-- Challenge --
Work through the data below line by line and say how many lines hold "ylabel"; give only the number.

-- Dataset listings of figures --
────
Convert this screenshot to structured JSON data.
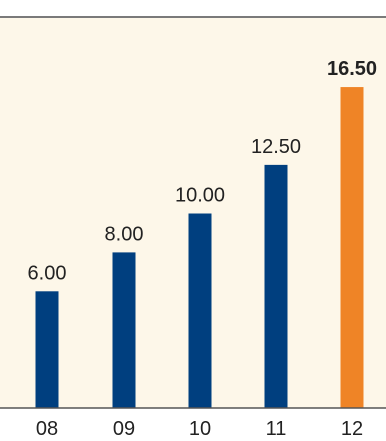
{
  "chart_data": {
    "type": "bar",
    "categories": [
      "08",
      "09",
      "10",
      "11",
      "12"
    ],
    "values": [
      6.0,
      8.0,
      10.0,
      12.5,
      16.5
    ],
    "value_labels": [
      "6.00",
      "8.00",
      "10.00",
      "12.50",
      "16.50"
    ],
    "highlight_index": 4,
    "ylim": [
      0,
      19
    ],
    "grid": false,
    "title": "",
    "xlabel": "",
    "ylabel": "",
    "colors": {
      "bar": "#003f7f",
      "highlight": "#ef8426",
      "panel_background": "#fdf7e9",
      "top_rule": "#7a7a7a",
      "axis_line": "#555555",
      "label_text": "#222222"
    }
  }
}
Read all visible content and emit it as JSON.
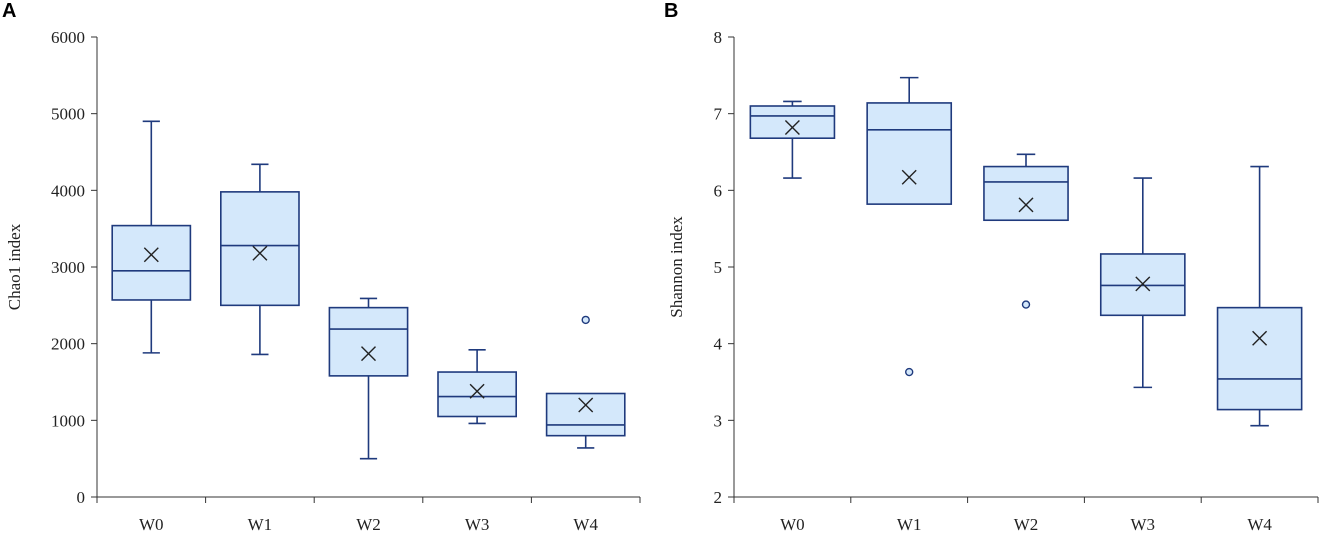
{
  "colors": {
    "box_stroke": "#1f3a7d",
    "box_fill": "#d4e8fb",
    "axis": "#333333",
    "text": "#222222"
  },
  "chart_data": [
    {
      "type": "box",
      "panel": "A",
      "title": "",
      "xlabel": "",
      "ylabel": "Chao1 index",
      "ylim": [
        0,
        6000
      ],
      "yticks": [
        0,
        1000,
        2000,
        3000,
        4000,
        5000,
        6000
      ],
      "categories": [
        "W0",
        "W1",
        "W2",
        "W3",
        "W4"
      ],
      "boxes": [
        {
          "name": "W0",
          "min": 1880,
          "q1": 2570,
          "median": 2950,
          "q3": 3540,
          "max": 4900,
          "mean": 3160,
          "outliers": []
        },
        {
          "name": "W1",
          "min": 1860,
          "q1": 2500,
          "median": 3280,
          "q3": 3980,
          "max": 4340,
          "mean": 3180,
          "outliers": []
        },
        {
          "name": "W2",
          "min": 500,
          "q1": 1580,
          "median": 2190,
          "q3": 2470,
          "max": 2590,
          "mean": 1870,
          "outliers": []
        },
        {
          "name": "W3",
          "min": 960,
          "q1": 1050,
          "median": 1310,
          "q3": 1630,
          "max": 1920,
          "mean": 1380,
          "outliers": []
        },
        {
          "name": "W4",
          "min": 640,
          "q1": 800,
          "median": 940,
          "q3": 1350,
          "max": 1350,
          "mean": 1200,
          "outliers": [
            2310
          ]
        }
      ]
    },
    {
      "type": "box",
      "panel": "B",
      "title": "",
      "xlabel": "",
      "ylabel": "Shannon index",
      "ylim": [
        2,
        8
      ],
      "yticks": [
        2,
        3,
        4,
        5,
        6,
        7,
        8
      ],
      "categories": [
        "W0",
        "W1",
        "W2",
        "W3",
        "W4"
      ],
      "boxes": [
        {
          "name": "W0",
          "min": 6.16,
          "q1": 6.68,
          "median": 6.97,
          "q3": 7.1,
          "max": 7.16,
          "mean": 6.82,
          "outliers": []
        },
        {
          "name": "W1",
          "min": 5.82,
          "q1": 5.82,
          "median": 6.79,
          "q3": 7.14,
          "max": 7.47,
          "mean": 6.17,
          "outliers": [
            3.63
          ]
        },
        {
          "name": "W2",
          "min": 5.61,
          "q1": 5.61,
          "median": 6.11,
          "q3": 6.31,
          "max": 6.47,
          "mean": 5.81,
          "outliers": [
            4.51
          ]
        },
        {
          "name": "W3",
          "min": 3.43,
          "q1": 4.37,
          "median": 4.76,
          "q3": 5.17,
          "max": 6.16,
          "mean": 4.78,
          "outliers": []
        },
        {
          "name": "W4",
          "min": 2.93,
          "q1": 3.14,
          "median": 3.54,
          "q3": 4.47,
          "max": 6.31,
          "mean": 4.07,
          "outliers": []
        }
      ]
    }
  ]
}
────
-- Result below --
3